EXERCISE INPUT
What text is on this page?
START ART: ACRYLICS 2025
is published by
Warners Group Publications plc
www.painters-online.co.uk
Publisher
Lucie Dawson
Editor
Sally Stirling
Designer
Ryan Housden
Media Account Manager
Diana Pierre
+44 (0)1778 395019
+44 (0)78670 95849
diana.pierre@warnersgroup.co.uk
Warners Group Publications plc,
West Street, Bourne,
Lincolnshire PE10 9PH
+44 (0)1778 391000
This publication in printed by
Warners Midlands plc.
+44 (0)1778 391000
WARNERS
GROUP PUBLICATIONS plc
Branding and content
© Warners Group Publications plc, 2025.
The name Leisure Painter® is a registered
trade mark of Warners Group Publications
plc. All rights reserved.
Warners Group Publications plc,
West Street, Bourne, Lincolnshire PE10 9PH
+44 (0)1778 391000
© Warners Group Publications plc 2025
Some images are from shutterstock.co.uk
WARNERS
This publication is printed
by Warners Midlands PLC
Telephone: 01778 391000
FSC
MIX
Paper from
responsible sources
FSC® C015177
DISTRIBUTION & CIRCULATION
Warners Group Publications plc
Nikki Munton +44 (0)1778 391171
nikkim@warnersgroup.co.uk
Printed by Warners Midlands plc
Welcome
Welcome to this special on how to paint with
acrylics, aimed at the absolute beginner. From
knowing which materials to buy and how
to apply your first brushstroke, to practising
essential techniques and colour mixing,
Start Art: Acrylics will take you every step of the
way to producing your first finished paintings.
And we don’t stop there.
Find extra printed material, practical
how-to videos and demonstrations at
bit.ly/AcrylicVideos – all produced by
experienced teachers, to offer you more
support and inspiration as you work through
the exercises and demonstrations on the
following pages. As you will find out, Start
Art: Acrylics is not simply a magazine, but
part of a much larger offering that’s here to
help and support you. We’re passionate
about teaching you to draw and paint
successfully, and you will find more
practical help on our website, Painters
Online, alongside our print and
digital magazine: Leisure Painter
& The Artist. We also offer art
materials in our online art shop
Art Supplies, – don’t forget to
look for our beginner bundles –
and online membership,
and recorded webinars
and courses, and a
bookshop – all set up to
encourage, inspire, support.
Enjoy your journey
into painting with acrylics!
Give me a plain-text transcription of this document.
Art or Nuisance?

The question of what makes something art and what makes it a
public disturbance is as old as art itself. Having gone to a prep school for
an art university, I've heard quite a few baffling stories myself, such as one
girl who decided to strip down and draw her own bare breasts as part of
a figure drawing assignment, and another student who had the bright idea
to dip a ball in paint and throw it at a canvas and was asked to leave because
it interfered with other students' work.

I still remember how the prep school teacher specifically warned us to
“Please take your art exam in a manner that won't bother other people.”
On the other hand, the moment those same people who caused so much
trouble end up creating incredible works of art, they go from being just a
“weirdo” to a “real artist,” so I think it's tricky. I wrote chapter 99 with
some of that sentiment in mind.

EXERCISE GOAL
Scan the material above for the string "with" and return the lines that hold it.

TASK ANSWER
Welcome to this special on how to paint with
into painting with acrylics!
it interfered with other students' work.
“weirdo” to a “real artist,” so I think it's tricky. I wrote chapter 99 with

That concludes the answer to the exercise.